> Exercise task
Reproduce each line exactly.

> Source material

+--

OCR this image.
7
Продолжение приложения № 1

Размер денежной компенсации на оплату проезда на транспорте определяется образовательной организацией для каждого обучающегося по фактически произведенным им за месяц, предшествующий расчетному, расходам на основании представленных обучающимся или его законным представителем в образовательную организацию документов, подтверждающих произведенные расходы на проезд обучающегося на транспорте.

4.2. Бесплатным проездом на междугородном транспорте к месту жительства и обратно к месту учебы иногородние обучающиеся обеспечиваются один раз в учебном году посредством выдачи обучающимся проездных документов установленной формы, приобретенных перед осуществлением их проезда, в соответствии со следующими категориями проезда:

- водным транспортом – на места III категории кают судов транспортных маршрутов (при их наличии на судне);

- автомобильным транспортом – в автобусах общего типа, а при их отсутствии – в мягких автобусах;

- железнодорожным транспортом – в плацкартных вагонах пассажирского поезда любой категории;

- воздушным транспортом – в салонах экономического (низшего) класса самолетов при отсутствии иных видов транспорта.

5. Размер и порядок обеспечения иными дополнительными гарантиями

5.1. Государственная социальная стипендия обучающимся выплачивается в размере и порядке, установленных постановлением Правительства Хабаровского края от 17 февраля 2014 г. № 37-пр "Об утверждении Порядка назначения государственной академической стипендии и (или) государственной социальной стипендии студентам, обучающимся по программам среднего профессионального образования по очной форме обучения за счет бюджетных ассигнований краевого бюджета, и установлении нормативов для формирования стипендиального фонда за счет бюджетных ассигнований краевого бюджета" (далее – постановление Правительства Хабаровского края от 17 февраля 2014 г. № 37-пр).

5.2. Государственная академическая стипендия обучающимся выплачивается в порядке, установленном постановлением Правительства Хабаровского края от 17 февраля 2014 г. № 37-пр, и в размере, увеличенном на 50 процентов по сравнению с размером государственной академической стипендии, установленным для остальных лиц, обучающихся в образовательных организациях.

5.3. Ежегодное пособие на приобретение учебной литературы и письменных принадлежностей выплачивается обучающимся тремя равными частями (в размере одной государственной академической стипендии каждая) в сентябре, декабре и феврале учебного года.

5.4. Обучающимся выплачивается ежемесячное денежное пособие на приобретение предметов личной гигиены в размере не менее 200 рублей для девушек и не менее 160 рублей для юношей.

+--

> Result
OCR this image.
7
Продолжение приложения № 1

Размер денежной компенсации на оплату проезда на транспорте определяется образовательной организацией для каждого обучающегося по фактически произведенным им за месяц, предшествующий расчетному, расходам на основании представленных обучающимся или его законным представителем в образовательную организацию документов, подтверждающих произведенные расходы на проезд обучающегося на транспорте.

4.2. Бесплатным проездом на междугородном транспорте к месту жительства и обратно к месту учебы иногородние обучающиеся обеспечиваются один раз в учебном году посредством выдачи обучающимся проездных документов установленной формы, приобретенных перед осуществлением их проезда, в соответствии со следующими категориями проезда:

- водным транспортом – на места III категории кают судов транспортных маршрутов (при их наличии на судне);

- автомобильным транспортом – в автобусах общего типа, а при их отсутствии – в мягких автобусах;

- железнодорожным транспортом – в плацкартных вагонах пассажирского поезда любой категории;

- воздушным транспортом – в салонах экономического (низшего) класса самолетов при отсутствии иных видов транспорта.

5. Размер и порядок обеспечения иными дополнительными гарантиями

5.1. Государственная социальная стипендия обучающимся выплачивается в размере и порядке, установленных постановлением Правительства Хабаровского края от 17 февраля 2014 г. № 37-пр "Об утверждении Порядка назначения государственной академической стипендии и (или) государственной социальной стипендии студентам, обучающимся по программам среднего профессионального образования по очной форме обучения за счет бюджетных ассигнований краевого бюджета, и установлении нормативов для формирования стипендиального фонда за счет бюджетных ассигнований краевого бюджета" (далее – постановление Правительства Хабаровского края от 17 февраля 2014 г. № 37-пр).

5.2. Государственная академическая стипендия обучающимся выплачивается в порядке, установленном постановлением Правительства Хабаровского края от 17 февраля 2014 г. № 37-пр, и в размере, увеличенном на 50 процентов по сравнению с размером государственной академической стипендии, установленным для остальных лиц, обучающихся в образовательных организациях.

5.3. Ежегодное пособие на приобретение учебной литературы и письменных принадлежностей выплачивается обучающимся тремя равными частями (в размере одной государственной академической стипендии каждая) в сентябре, декабре и феврале учебного года.

5.4. Обучающимся выплачивается ежемесячное денежное пособие на приобретение предметов личной гигиены в размере не менее 200 рублей для девушек и не менее 160 рублей для юношей.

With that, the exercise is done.